ФРАГМЕНТ ТЕКСТА »
◆ ◆ ◆ ◆ ◆

Адмирал Ямамото. Путь самурая, разгромившего Перл-Харбор. 1921-1943 гг.
Шрифт:
— Когда я его проиграю — иду спать!
Каждый день приносил кучу писем из Японии. Ямамото отвечал на все, даже на письма учеников начальной школы, которые спрашивали, «все ли он делает для своей страны». А вечера заняты игрой, так что для писания ответов на письма и для работы над документами у него оставались только утренние часы. Некоторые удивлялись, как это Ямамото ухитрялся писать так много писем. Существует теория, что писание писем позволяло ему, холостяку до и во время войны, ослабить чувство одиночества. Другие утверждают, что письма служили ни больше ни меньше как средством завоевания популярности.
В любом случае факт, что он всегда отвечал, даже на письма детей.
Если Мизоте и Эномото случалось при чтении газет за утренним кофе наткнуться на что-то интересное, они несли эти материалы в кабинет Ямамото. Сами они еще не успели снять ночные пижамы, но Ямамото, уже в темном костюме, сидит за своим письменным столом
Однажды утром, в декабре, Ямамото проявил немалую тревогу, когда Эномото случайно заметил, что ему приснился сон про Хори Тейкичи, — принял это за дурной знак. Странно, кажется: такая рационально мыслящая личность, как Ямамото, столь суеверен, придает значение снам. Но ведь известно, что есть люди (особенно это относится к тем, кто, как Ямамото, любит азартные игры), которые обладают способностью чувствовать — в состоянии бодрствования или сна, — что происходит с близкими им. Так или иначе, Хори оставался в мыслях Ямамото с тех пор, как они покинули Токио; если уж упоминания Эномото о своем сне оказалось достаточно, чтобы так его встревожить, поневоле подумаешь: ему пришло четкое предупреждение — что-то случится с его другом. Хори, однокашник Ямамото по Морской академии, был одним из самых доверенных и любимых товарищей. Среди бесчисленных писем Ямамото, что еще сохранились, те, где истинно обнажается его душа, адресованы либо Хори, немногим другим близким друзьям, либо одной-двум близким женщинам. По свидетельству Эномото, «только Хори удалось так преуспеть в обуздании и облагораживании зарвавшегося „деревенского самурая“ из Нагаоки».
В 1933 году Хори стал вице-адмиралом — на год раньше Ямамото; разделял его взгляды и «ястребами» рассматривался даже с большим презрением. Примерно в то же время члены «флотской» фракции с адмиралом Като Кандзи во главе провели ряд совещаний (в ресторане в Акасаке), где замыслили опрокинуть раз и навсегда всех сторонников сохранения договора. Некоторые из участников этих встреч, как видно, готовились прибегнуть к весьма решительным мерам.

◆ ◆ ◆ ◆ ◆

СПИСОК ЗАДАЧ »
• A. Выведите без изменений часть отрывка о Ямамото, которая открывается словами «Каждый день приносил» и заканчивается словами «на письма детей.».
• B. Перечислите всех людей, которые названы по имени в отрывке о Ямамото.
• C. Ответьте на вопросы по отрывку о Ямамото:
(i) В каком году Хори стал вице-адмиралом?
(ii) Где проходили совещания «флотской» фракции?
(iii) Какие часы оставались у Ямамото для ответов на письма и работы над документами?

ИСХОДНЫЙ МАТЕРИАЛ »
◆ ◆ ◆ ◆ ◆

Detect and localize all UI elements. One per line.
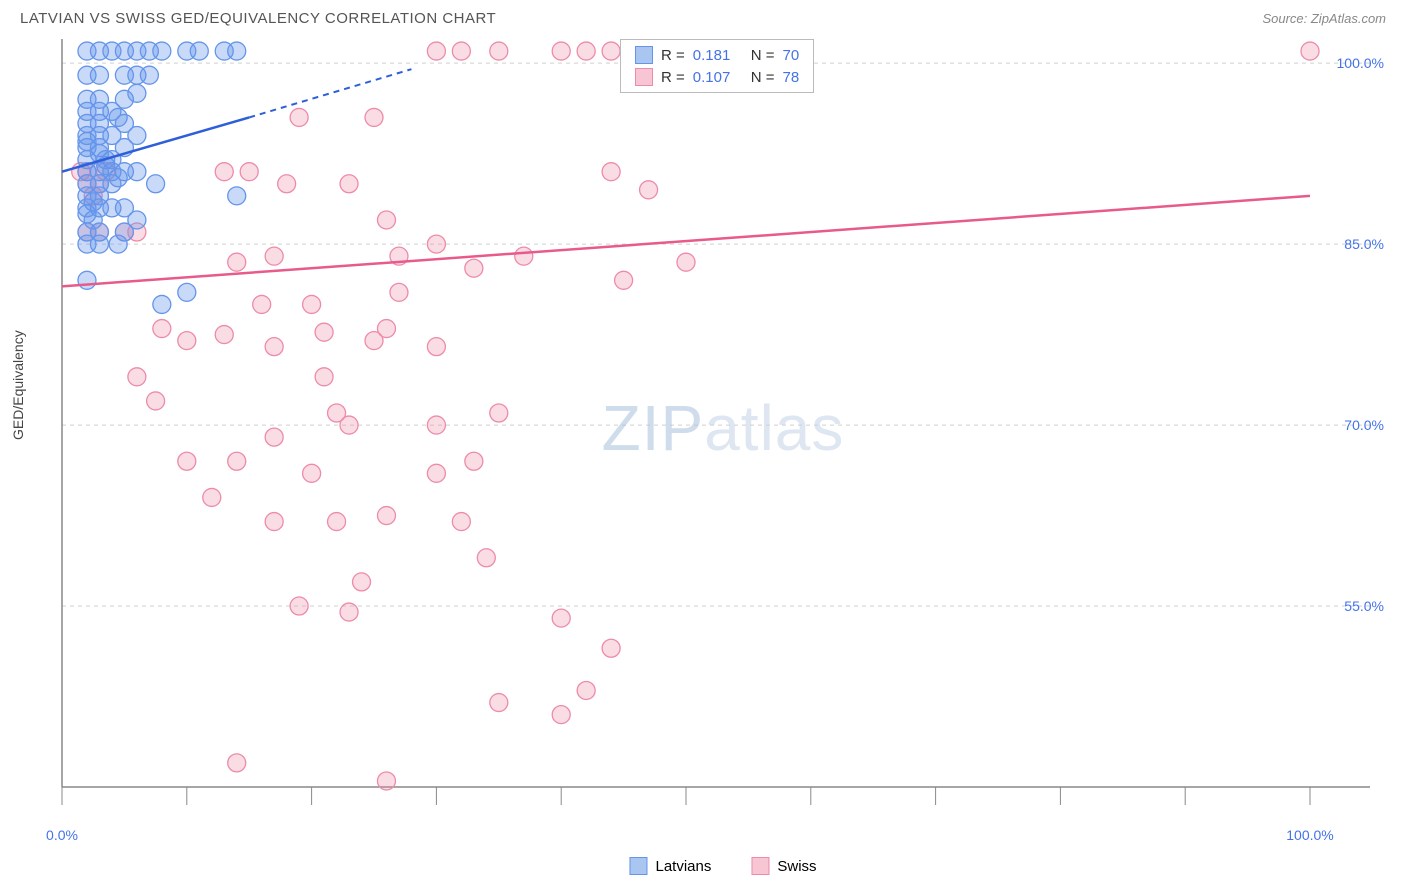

◆ ◆ ◆ ◆ ◆

ОТВЕТЫ ПО ЗАДАНИЯМ »
• A.
Каждый день приносил кучу писем из Японии. Ямамото отвечал на все, даже на письма учеников начальной школы, которые спрашивали, «все ли он делает для своей страны». А вечера заняты игрой, так что для писания ответов на письма и для работы над документами у него оставались только утренние часы. Некоторые удивлялись, как это Ямамото ухитрялся писать так много писем. Существует теория, что писание писем позволяло ему, холостяку до и во время войны, ослабить чувство одиночества. Другие утверждают, что письма служили ни больше ни меньше как средством завоевания популярности.
В любом случае факт, что он всегда отвечал, даже на письма детей.

• B. Ямамото, Мизоте, Эномото, Хори Тейкичи, Като Кандзи.

• C.
(i) В 1933 году.
(ii) В ресторане в Акасаке.
(iii) Только утренние часы.